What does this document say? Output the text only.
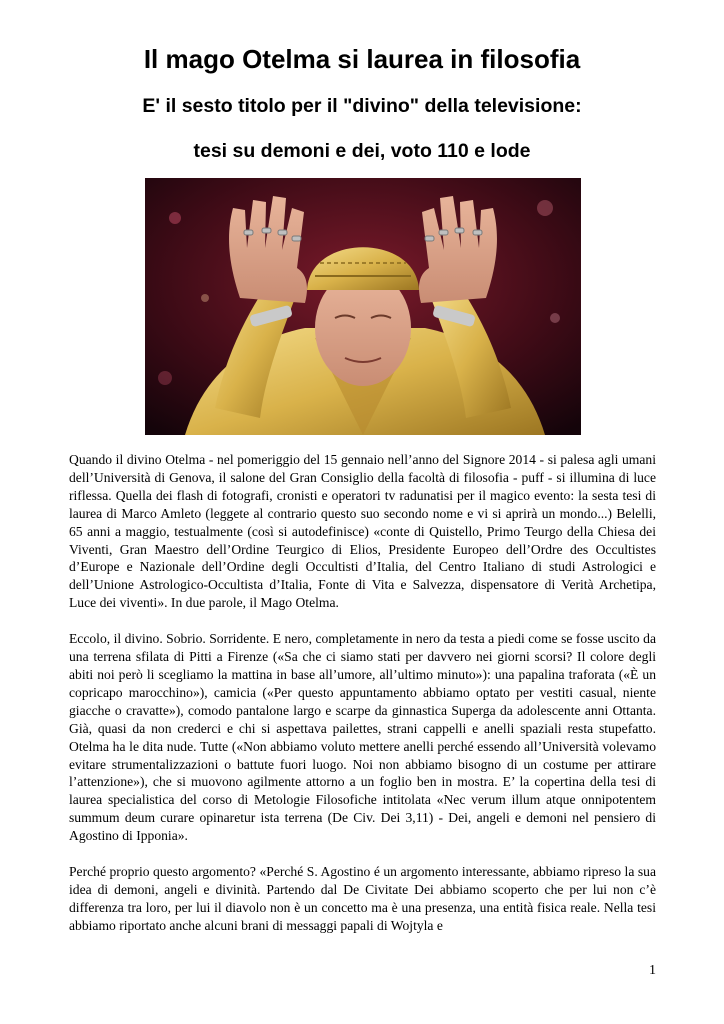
Il mago Otelma si laurea in filosofia
E' il sesto titolo per il "divino" della televisione:
tesi su demoni e dei, voto 110 e lode

Quando il divino Otelma - nel pomeriggio del 15 gennaio nell’anno del Signore 2014 - si palesa agli umani dell’Università di Genova, il salone del Gran Consiglio della facoltà di filosofia - puff - si illumina di luce riflessa. Quella dei flash di fotografi, cronisti e operatori tv radunatisi per il magico evento: la sesta tesi di laurea di Marco Amleto (leggete al contrario questo suo secondo nome e vi si aprirà un mondo...) Belelli, 65 anni a maggio, testualmente (così si autodefinisce) «conte di Quistello, Primo Teurgo della Chiesa dei Viventi, Gran Maestro dell’Ordine Teurgico di Elios, Presidente Europeo dell’Ordre des Occultistes d’Europe e Nazionale dell’Ordine degli Occultisti d’Italia, del Centro Italiano di studi Astrologici e dell’Unione Astrologico-Occultista d’Italia, Fonte di Vita e Salvezza, dispensatore di Verità Archetipa, Luce dei viventi». In due parole, il Mago Otelma.

Eccolo, il divino. Sobrio. Sorridente. E nero, completamente in nero da testa a piedi come se fosse uscito da una terrena sfilata di Pitti a Firenze («Sa che ci siamo stati per davvero nei giorni scorsi? Il colore degli abiti noi però li scegliamo la mattina in base all’umore, all’ultimo minuto»): una papalina traforata («È un copricapo marocchino»), camicia («Per questo appuntamento abbiamo optato per vestiti casual, niente giacche o cravatte»), comodo pantalone largo e scarpe da ginnastica Superga da adolescente anni Ottanta. Già, quasi da non crederci e chi si aspettava pailettes, strani cappelli e anelli spaziali resta stupefatto. Otelma ha le dita nude. Tutte («Non abbiamo voluto mettere anelli perché essendo all’Università volevamo evitare strumentalizzazioni o battute fuori luogo. Noi non abbiamo bisogno di un costume per attirare l’attenzione»), che si muovono agilmente attorno a un foglio ben in mostra. E’ la copertina della tesi di laurea specialistica del corso di Metologie Filosofiche intitolata «Nec verum illum atque onnipotentem summum deum curare opinaretur ista terrena (De Civ. Dei 3,11) - Dei, angeli e demoni nel pensiero di Agostino di Ipponia».

Perché proprio questo argomento? «Perché S. Agostino é un argomento interessante, abbiamo ripreso la sua idea di demoni, angeli e divinità. Partendo dal De Civitate Dei abbiamo scoperto che per lui non c’è differenza tra loro, per lui il diavolo non è un concetto ma è una presenza, una entità fisica reale. Nella tesi abbiamo riportato anche alcuni brani di messaggi papali di Wojtyla e

1
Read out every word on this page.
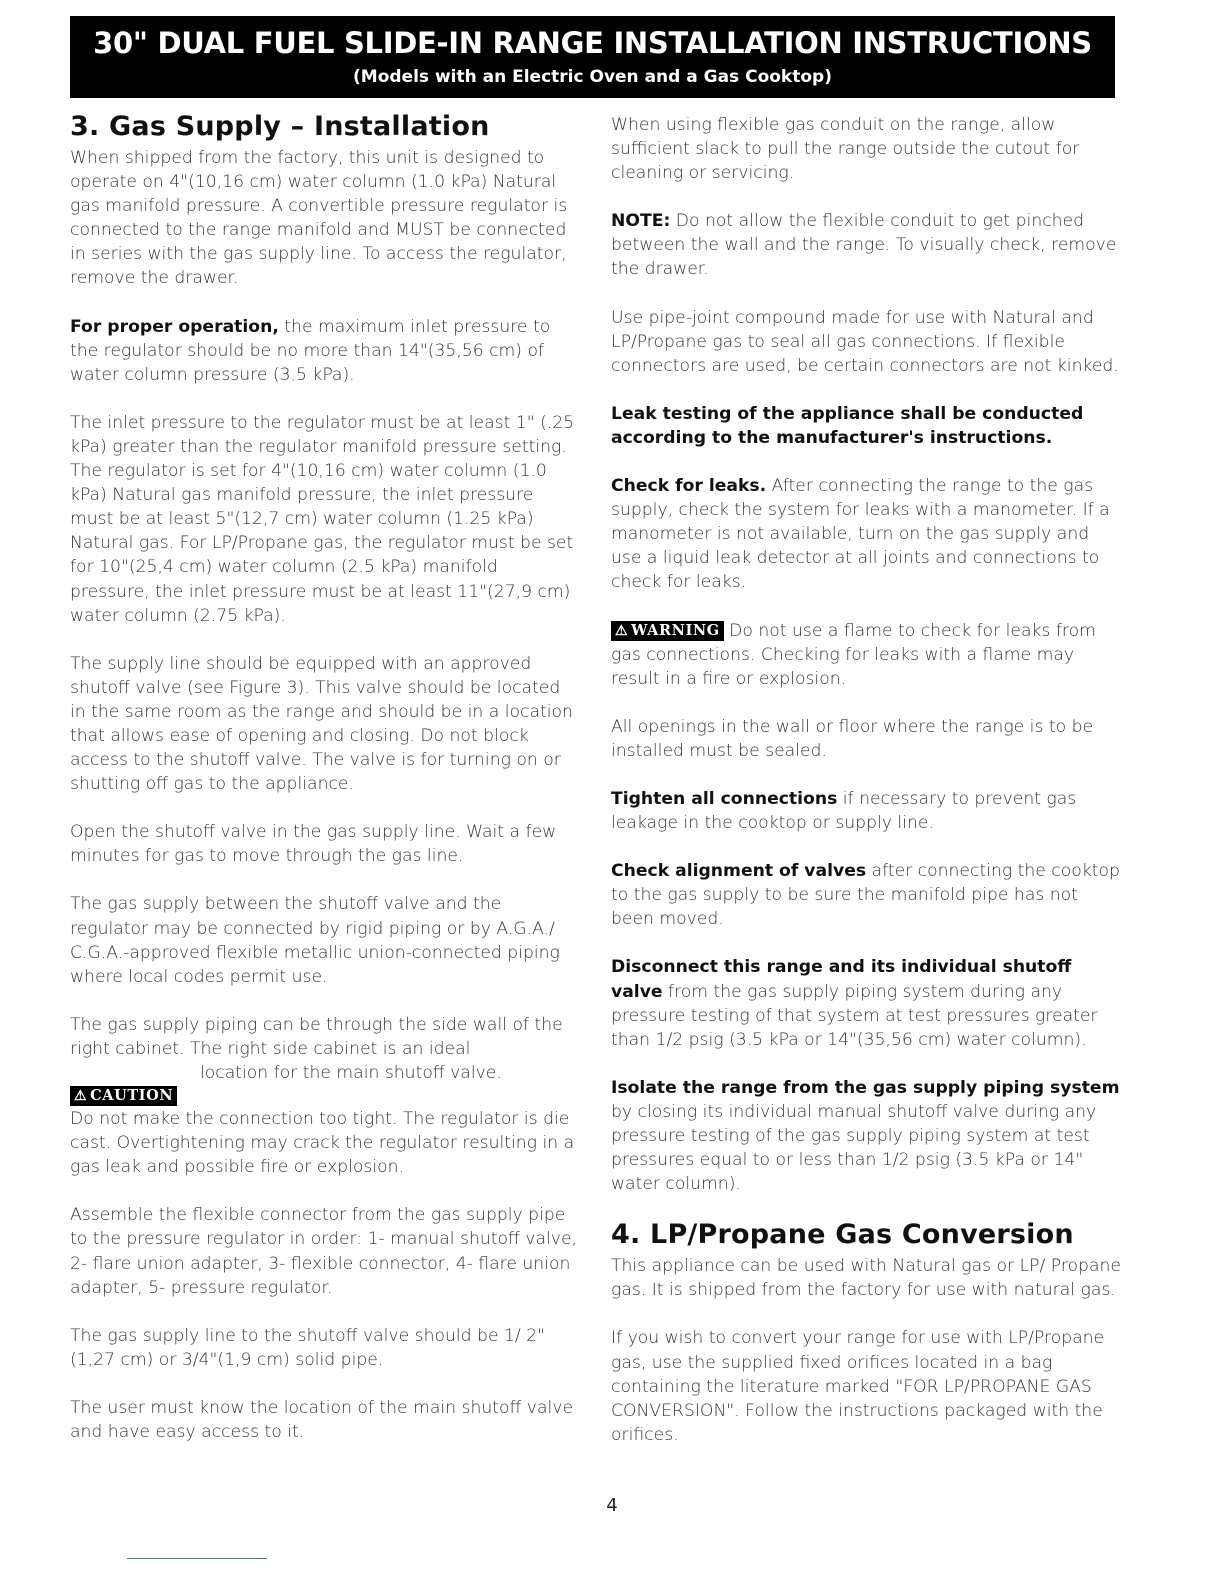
30" DUAL FUEL SLIDE-IN RANGE INSTALLATION INSTRUCTIONS
(Models with an Electric Oven and a Gas Cooktop)
3. Gas Supply – Installation

When shipped from the factory, this unit is designed to operate on 4"(10,16 cm) water column (1.0 kPa) Natural gas manifold pressure. A convertible pressure regulator is connected to the range manifold and MUST be connected in series with the gas supply line. To access the regulator, remove the drawer.

For proper operation, the maximum inlet pressure to the regulator should be no more than 14"(35,56 cm) of water column pressure (3.5 kPa).

The inlet pressure to the regulator must be at least 1" (.25 kPa) greater than the regulator manifold pressure setting. The regulator is set for 4"(10,16 cm) water column (1.0 kPa) Natural gas manifold pressure, the inlet pressure must be at least 5"(12,7 cm) water column (1.25 kPa) Natural gas. For LP/Propane gas, the regulator must be set for 10"(25,4 cm) water column (2.5 kPa) manifold pressure, the inlet pressure must be at least 11"(27,9 cm) water column (2.75 kPa).

The supply line should be equipped with an approved shutoff valve (see Figure 3). This valve should be located in the same room as the range and should be in a location that allows ease of opening and closing. Do not block access to the shutoff valve. The valve is for turning on or shutting off gas to the appliance.

Open the shutoff valve in the gas supply line. Wait a few minutes for gas to move through the gas line.

The gas supply between the shutoff valve and the regulator may be connected by rigid piping or by A.G.A./ C.G.A.-approved flexible metallic union-connected piping where local codes permit use.

The gas supply piping can be through the side wall of the right cabinet. The right side cabinet is an ideal
location for the main shutoff valve.

⚠ CAUTION

Do not make the connection too tight. The regulator is die cast. Overtightening may crack the regulator resulting in a gas leak and possible fire or explosion.

Assemble the flexible connector from the gas supply pipe to the pressure regulator in order: 1- manual shutoff valve, 2- flare union adapter, 3- flexible connector, 4- flare union adapter, 5- pressure regulator.

The gas supply line to the shutoff valve should be 1/ 2"(1,27 cm) or 3/4"(1,9 cm) solid pipe.

The user must know the location of the main shutoff valve and have easy access to it.

When using flexible gas conduit on the range, allow sufficient slack to pull the range outside the cutout for cleaning or servicing.

NOTE: Do not allow the flexible conduit to get pinched between the wall and the range. To visually check, remove the drawer.

Use pipe-joint compound made for use with Natural and LP/Propane gas to seal all gas connections. If flexible connectors are used, be certain connectors are not kinked.

Leak testing of the appliance shall be conducted according to the manufacturer's instructions.

Check for leaks. After connecting the range to the gas supply, check the system for leaks with a manometer. If a manometer is not available, turn on the gas supply and use a liquid leak detector at all joints and connections to check for leaks.

⚠ WARNING Do not use a flame to check for leaks from gas connections. Checking for leaks with a flame may result in a fire or explosion.

All openings in the wall or floor where the range is to be installed must be sealed.

Tighten all connections if necessary to prevent gas leakage in the cooktop or supply line.

Check alignment of valves after connecting the cooktop to the gas supply to be sure the manifold pipe has not been moved.

Disconnect this range and its individual shutoff valve from the gas supply piping system during any pressure testing of that system at test pressures greater than 1/2 psig (3.5 kPa or 14"(35,56 cm) water column).

Isolate the range from the gas supply piping system by closing its individual manual shutoff valve during any pressure testing of the gas supply piping system at test pressures equal to or less than 1/2 psig (3.5 kPa or 14" water column).

4. LP/Propane Gas Conversion

This appliance can be used with Natural gas or LP/ Propane gas. It is shipped from the factory for use with natural gas.

If you wish to convert your range for use with LP/Propane gas, use the supplied fixed orifices located in a bag containing the literature marked "FOR LP/PROPANE GAS CONVERSION". Follow the instructions packaged with the orifices.

4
────────────────────
Make an exact copy of the data, leaving its pictures out.

IN RESPONSE:
What does this document say? Output the text only.
Il mago Otelma si laurea in filosofia
E' il sesto titolo per il "divino" della televisione:
tesi su demoni e dei, voto 110 e lode

Quando il divino Otelma - nel pomeriggio del 15 gennaio nell’anno del Signore 2014 - si palesa agli umani dell’Università di Genova, il salone del Gran Consiglio della facoltà di filosofia - puff - si illumina di luce riflessa. Quella dei flash di fotografi, cronisti e operatori tv radunatisi per il magico evento: la sesta tesi di laurea di Marco Amleto (leggete al contrario questo suo secondo nome e vi si aprirà un mondo...) Belelli, 65 anni a maggio, testualmente (così si autodefinisce) «conte di Quistello, Primo Teurgo della Chiesa dei Viventi, Gran Maestro dell’Ordine Teurgico di Elios, Presidente Europeo dell’Ordre des Occultistes d’Europe e Nazionale dell’Ordine degli Occultisti d’Italia, del Centro Italiano di studi Astrologici e dell’Unione Astrologico-Occultista d’Italia, Fonte di Vita e Salvezza, dispensatore di Verità Archetipa, Luce dei viventi». In due parole, il Mago Otelma.

Eccolo, il divino. Sobrio. Sorridente. E nero, completamente in nero da testa a piedi come se fosse uscito da una terrena sfilata di Pitti a Firenze («Sa che ci siamo stati per davvero nei giorni scorsi? Il colore degli abiti noi però li scegliamo la mattina in base all’umore, all’ultimo minuto»): una papalina traforata («È un copricapo marocchino»), camicia («Per questo appuntamento abbiamo optato per vestiti casual, niente giacche o cravatte»), comodo pantalone largo e scarpe da ginnastica Superga da adolescente anni Ottanta. Già, quasi da non crederci e chi si aspettava pailettes, strani cappelli e anelli spaziali resta stupefatto. Otelma ha le dita nude. Tutte («Non abbiamo voluto mettere anelli perché essendo all’Università volevamo evitare strumentalizzazioni o battute fuori luogo. Noi non abbiamo bisogno di un costume per attirare l’attenzione»), che si muovono agilmente attorno a un foglio ben in mostra. E’ la copertina della tesi di laurea specialistica del corso di Metologie Filosofiche intitolata «Nec verum illum atque onnipotentem summum deum curare opinaretur ista terrena (De Civ. Dei 3,11) - Dei, angeli e demoni nel pensiero di Agostino di Ipponia».

Perché proprio questo argomento? «Perché S. Agostino é un argomento interessante, abbiamo ripreso la sua idea di demoni, angeli e divinità. Partendo dal De Civitate Dei abbiamo scoperto che per lui non c’è differenza tra loro, per lui il diavolo non è un concetto ma è una presenza, una entità fisica reale. Nella tesi abbiamo riportato anche alcuni brani di messaggi papali di Wojtyla e

1
Read out every word on this page.
30" DUAL FUEL SLIDE-IN RANGE INSTALLATION INSTRUCTIONS
(Models with an Electric Oven and a Gas Cooktop)
3. Gas Supply – Installation

When shipped from the factory, this unit is designed to operate on 4"(10,16 cm) water column (1.0 kPa) Natural gas manifold pressure. A convertible pressure regulator is connected to the range manifold and MUST be connected in series with the gas supply line. To access the regulator, remove the drawer.

For proper operation, the maximum inlet pressure to the regulator should be no more than 14"(35,56 cm) of water column pressure (3.5 kPa).

The inlet pressure to the regulator must be at least 1" (.25 kPa) greater than the regulator manifold pressure setting. The regulator is set for 4"(10,16 cm) water column (1.0 kPa) Natural gas manifold pressure, the inlet pressure must be at least 5"(12,7 cm) water column (1.25 kPa) Natural gas. For LP/Propane gas, the regulator must be set for 10"(25,4 cm) water column (2.5 kPa) manifold pressure, the inlet pressure must be at least 11"(27,9 cm) water column (2.75 kPa).

The supply line should be equipped with an approved shutoff valve (see Figure 3). This valve should be located in the same room as the range and should be in a location that allows ease of opening and closing. Do not block access to the shutoff valve. The valve is for turning on or shutting off gas to the appliance.

Open the shutoff valve in the gas supply line. Wait a few minutes for gas to move through the gas line.

The gas supply between the shutoff valve and the regulator may be connected by rigid piping or by A.G.A./ C.G.A.-approved flexible metallic union-connected piping where local codes permit use.

The gas supply piping can be through the side wall of the right cabinet. The right side cabinet is an ideal
location for the main shutoff valve.

⚠ CAUTION

Do not make the connection too tight. The regulator is die cast. Overtightening may crack the regulator resulting in a gas leak and possible fire or explosion.

Assemble the flexible connector from the gas supply pipe to the pressure regulator in order: 1- manual shutoff valve, 2- flare union adapter, 3- flexible connector, 4- flare union adapter, 5- pressure regulator.

The gas supply line to the shutoff valve should be 1/ 2"(1,27 cm) or 3/4"(1,9 cm) solid pipe.

The user must know the location of the main shutoff valve and have easy access to it.

When using flexible gas conduit on the range, allow sufficient slack to pull the range outside the cutout for cleaning or servicing.

NOTE: Do not allow the flexible conduit to get pinched between the wall and the range. To visually check, remove the drawer.

Use pipe-joint compound made for use with Natural and LP/Propane gas to seal all gas connections. If flexible connectors are used, be certain connectors are not kinked.

Leak testing of the appliance shall be conducted according to the manufacturer's instructions.

Check for leaks. After connecting the range to the gas supply, check the system for leaks with a manometer. If a manometer is not available, turn on the gas supply and use a liquid leak detector at all joints and connections to check for leaks.

⚠ WARNING Do not use a flame to check for leaks from gas connections. Checking for leaks with a flame may result in a fire or explosion.

All openings in the wall or floor where the range is to be installed must be sealed.

Tighten all connections if necessary to prevent gas leakage in the cooktop or supply line.

Check alignment of valves after connecting the cooktop to the gas supply to be sure the manifold pipe has not been moved.

Disconnect this range and its individual shutoff valve from the gas supply piping system during any pressure testing of that system at test pressures greater than 1/2 psig (3.5 kPa or 14"(35,56 cm) water column).

Isolate the range from the gas supply piping system by closing its individual manual shutoff valve during any pressure testing of the gas supply piping system at test pressures equal to or less than 1/2 psig (3.5 kPa or 14" water column).

4. LP/Propane Gas Conversion

This appliance can be used with Natural gas or LP/ Propane gas. It is shipped from the factory for use with natural gas.

If you wish to convert your range for use with LP/Propane gas, use the supplied fixed orifices located in a bag containing the literature marked "FOR LP/PROPANE GAS CONVERSION". Follow the instructions packaged with the orifices.

4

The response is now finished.